- [Teks Bacaan]

::::::::

Warga Indonesia layak untuk berbangga diri dengan perkembangan bahasa nasionalnya, bahasa Indonesia. Perlu diakui bahwa bahasa Indonesia merupakan bahasa yang cukup produktif. Hal ini lazim dengan jumlah penutur ratusan juta jiwa yang menjadikan bahasa Indonesia cukup produktif dengan istilah-istilah populer baru.
Istilah populer tersebut sering kali datang dari generasi milenial atau generasi yang lahir sekitar tahun 1980-an hingga 2000-an yang cukup melek teknologi. Kepo, gabut, mager, baper, caper, santuy, anjir merupakan beberapa contoh yang membuktikan produktivitas bahasa Indonesia oleh generasi muda.
Selain produktivitas bahasa yang memunculkan makna baru seperti contoh di atas, produktivitas lain juga tampak dalam pergeseran makna. Pergeseran makna kata tersebut meliputi perluasan, penyempitan, penghalusan, pengasaran, dan perubahan makna.
Fenomena perubahan atau pergeseran makna yang terjadi pada sebuah kata atau istilah merupakan salah satu fenomena kebahasaan yang lumrah terjadi pada masa kini. Dilihat dari sisi sinkronis, sebuah kata atau leksem tidak akan mengalami perubahan pada maknanya.

::::::::

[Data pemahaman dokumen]
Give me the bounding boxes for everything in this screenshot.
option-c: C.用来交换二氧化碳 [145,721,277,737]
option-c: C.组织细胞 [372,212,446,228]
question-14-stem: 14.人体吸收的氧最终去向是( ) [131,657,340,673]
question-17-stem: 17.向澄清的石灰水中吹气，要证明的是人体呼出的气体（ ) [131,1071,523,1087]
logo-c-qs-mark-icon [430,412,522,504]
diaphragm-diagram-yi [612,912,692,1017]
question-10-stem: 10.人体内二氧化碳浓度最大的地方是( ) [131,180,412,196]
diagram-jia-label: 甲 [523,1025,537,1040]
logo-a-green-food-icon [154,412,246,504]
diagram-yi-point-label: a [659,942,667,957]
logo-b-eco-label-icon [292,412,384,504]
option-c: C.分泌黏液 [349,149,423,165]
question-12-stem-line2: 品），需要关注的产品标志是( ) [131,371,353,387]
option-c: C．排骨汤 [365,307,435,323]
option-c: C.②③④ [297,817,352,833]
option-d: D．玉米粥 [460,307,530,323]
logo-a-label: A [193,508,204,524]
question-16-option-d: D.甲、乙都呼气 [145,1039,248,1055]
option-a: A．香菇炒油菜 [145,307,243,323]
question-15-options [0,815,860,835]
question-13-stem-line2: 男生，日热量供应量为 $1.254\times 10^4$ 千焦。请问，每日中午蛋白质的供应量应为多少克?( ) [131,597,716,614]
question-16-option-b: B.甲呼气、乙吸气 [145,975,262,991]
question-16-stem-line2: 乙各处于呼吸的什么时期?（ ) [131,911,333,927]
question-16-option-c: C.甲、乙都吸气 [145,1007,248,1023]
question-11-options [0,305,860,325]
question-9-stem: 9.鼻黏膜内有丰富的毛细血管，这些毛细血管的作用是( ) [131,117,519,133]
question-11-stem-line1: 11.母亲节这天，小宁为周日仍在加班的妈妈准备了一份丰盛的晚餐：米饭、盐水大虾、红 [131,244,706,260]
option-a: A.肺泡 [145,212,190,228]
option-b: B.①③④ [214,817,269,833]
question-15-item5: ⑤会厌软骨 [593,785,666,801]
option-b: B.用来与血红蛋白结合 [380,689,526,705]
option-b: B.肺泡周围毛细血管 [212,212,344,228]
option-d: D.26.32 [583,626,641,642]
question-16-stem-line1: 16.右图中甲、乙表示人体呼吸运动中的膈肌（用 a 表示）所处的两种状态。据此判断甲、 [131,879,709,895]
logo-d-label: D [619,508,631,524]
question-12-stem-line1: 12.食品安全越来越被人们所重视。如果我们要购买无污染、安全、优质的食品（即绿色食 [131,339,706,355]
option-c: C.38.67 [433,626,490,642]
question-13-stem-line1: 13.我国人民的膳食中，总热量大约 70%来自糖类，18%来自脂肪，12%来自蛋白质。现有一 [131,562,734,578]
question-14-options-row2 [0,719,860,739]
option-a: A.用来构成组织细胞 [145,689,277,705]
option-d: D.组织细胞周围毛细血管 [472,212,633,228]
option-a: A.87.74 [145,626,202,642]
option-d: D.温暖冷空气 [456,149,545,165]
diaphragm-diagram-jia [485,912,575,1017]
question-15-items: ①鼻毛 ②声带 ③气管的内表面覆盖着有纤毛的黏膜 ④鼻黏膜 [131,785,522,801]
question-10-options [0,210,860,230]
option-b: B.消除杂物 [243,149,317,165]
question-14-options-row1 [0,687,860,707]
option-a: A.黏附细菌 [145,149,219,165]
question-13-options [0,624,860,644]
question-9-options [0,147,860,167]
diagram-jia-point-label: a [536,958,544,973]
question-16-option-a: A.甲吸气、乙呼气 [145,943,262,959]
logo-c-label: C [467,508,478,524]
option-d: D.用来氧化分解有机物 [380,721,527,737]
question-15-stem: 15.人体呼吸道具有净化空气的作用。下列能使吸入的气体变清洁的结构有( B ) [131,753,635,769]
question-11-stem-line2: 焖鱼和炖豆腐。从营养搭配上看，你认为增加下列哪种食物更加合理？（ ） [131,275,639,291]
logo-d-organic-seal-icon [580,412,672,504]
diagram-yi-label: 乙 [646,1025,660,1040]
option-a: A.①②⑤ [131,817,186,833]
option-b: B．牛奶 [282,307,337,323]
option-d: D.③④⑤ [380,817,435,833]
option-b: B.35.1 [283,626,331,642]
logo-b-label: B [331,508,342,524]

::::::::

- [Uji Pemahaman]
**1.** Menurut teks tentang bahasa Indonesia, apa saja yang termasuk pergeseran makna kata?
**2.** Cetaklah seluruh bagian teks tentang bahasa Indonesia mulai dari "Selain produktivitas bahasa" hingga "perubahan pada maknanya.".
**3.** Terjemahkan kalimat dari teks tentang bahasa Indonesia berikut ke dalam bahasa Inggris: "Perlu diakui bahwa bahasa Indonesia merupakan bahasa yang cukup produktif."

- [Kunci Jawaban]
**1.** Perluasan, penyempitan, penghalusan, pengasaran, dan perubahan makna.

**2.**
Selain produktivitas bahasa yang memunculkan makna baru seperti contoh di atas, produktivitas lain juga tampak dalam pergeseran makna. Pergeseran makna kata tersebut meliputi perluasan, penyempitan, penghalusan, pengasaran, dan perubahan makna.
Fenomena perubahan atau pergeseran makna yang terjadi pada sebuah kata atau istilah merupakan salah satu fenomena kebahasaan yang lumrah terjadi pada masa kini. Dilihat dari sisi sinkronis, sebuah kata atau leksem tidak akan mengalami perubahan pada maknanya.

**3.** It must be acknowledged that Indonesian is a fairly productive language.